> **Instructions for the task**: Check every line for the word "specs" and give the number of lines where it occurs, nothing else.

> **Record set**:
-- -- --

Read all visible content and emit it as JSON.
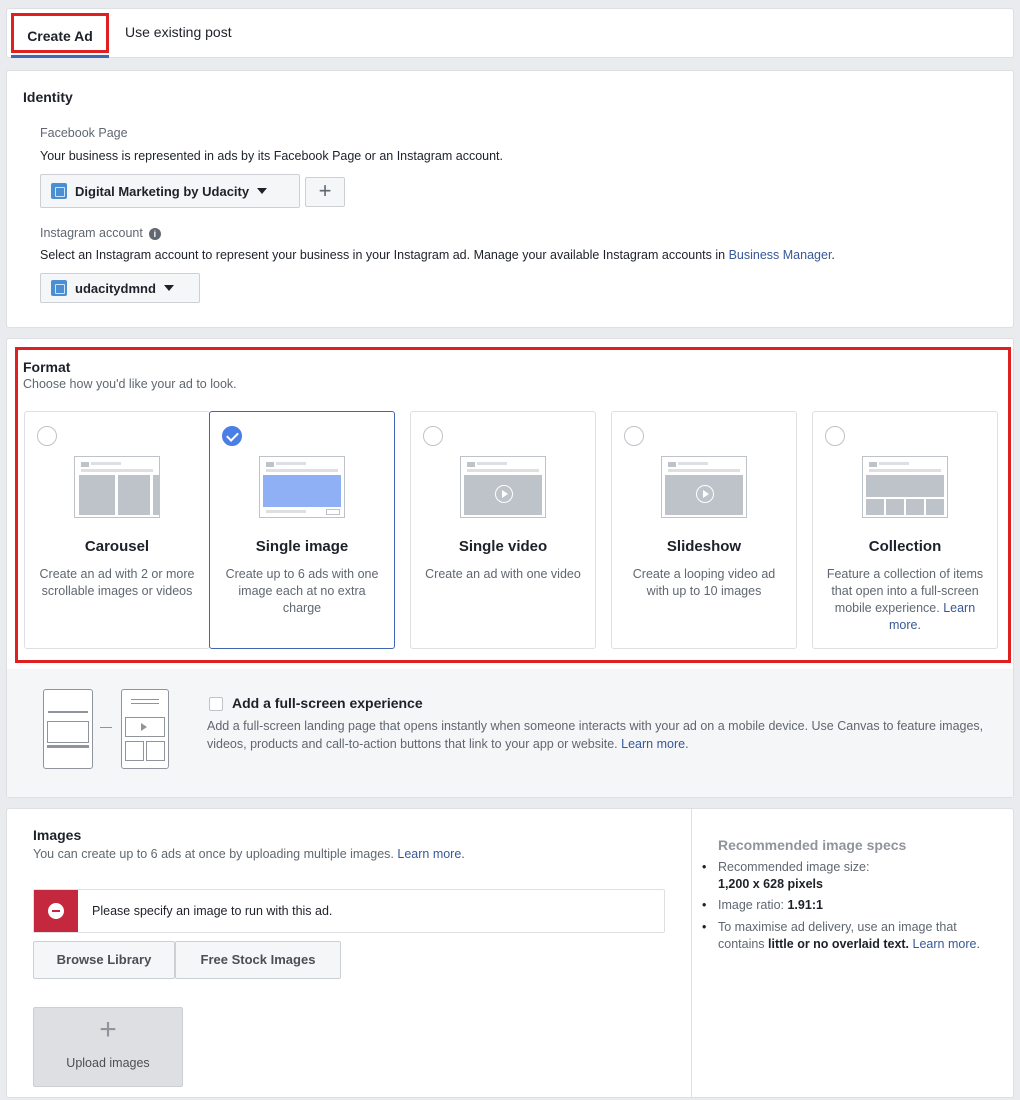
{
  "tabs": {
    "create_ad": "Create Ad",
    "use_existing": "Use existing post"
  },
  "identity": {
    "title": "Identity",
    "facebook_page_label": "Facebook Page",
    "facebook_page_desc": "Your business is represented in ads by its Facebook Page or an Instagram account.",
    "page_selected": "Digital Marketing by Udacity",
    "add_page_symbol": "+",
    "instagram_label": "Instagram account",
    "instagram_desc_prefix": "Select an Instagram account to represent your business in your Instagram ad. Manage your available Instagram accounts in ",
    "instagram_desc_link": "Business Manager",
    "instagram_desc_suffix": ".",
    "instagram_selected": "udacitydmnd"
  },
  "format": {
    "title": "Format",
    "subtitle": "Choose how you'd like your ad to look.",
    "options": [
      {
        "name": "Carousel",
        "desc": "Create an ad with 2 or more scrollable images or videos",
        "selected": false
      },
      {
        "name": "Single image",
        "desc": "Create up to 6 ads with one image each at no extra charge",
        "selected": true
      },
      {
        "name": "Single video",
        "desc": "Create an ad with one video",
        "selected": false
      },
      {
        "name": "Slideshow",
        "desc": "Create a looping video ad with up to 10 images",
        "selected": false
      },
      {
        "name": "Collection",
        "desc": "Feature a collection of items that open into a full-screen mobile experience.",
        "link": "Learn more.",
        "selected": false
      }
    ],
    "fullscreen": {
      "title": "Add a full-screen experience",
      "desc": "Add a full-screen landing page that opens instantly when someone interacts with your ad on a mobile device. Use Canvas to feature images, videos, products and call-to-action buttons that link to your app or website.",
      "link": "Learn more.",
      "checked": false
    }
  },
  "images": {
    "title": "Images",
    "subtitle": "You can create up to 6 ads at once by uploading multiple images.",
    "subtitle_link": "Learn more.",
    "error": "Please specify an image to run with this ad.",
    "browse_library": "Browse Library",
    "free_stock": "Free Stock Images",
    "upload": "Upload images",
    "upload_symbol": "+"
  },
  "specs": {
    "title": "Recommended image specs",
    "size_label": "Recommended image size:",
    "size_value": "1,200 x 628 pixels",
    "ratio_label": "Image ratio: ",
    "ratio_value": "1.91:1",
    "tip_prefix": "To maximise ad delivery, use an image that contains ",
    "tip_bold": "little or no overlaid text.",
    "tip_link": "Learn more."
  },
  "colors": {
    "accent": "#4267b2",
    "highlight": "#e02020",
    "error": "#c4283f",
    "link": "#385898"
  }
}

-- -- --

> **Final answer**: 2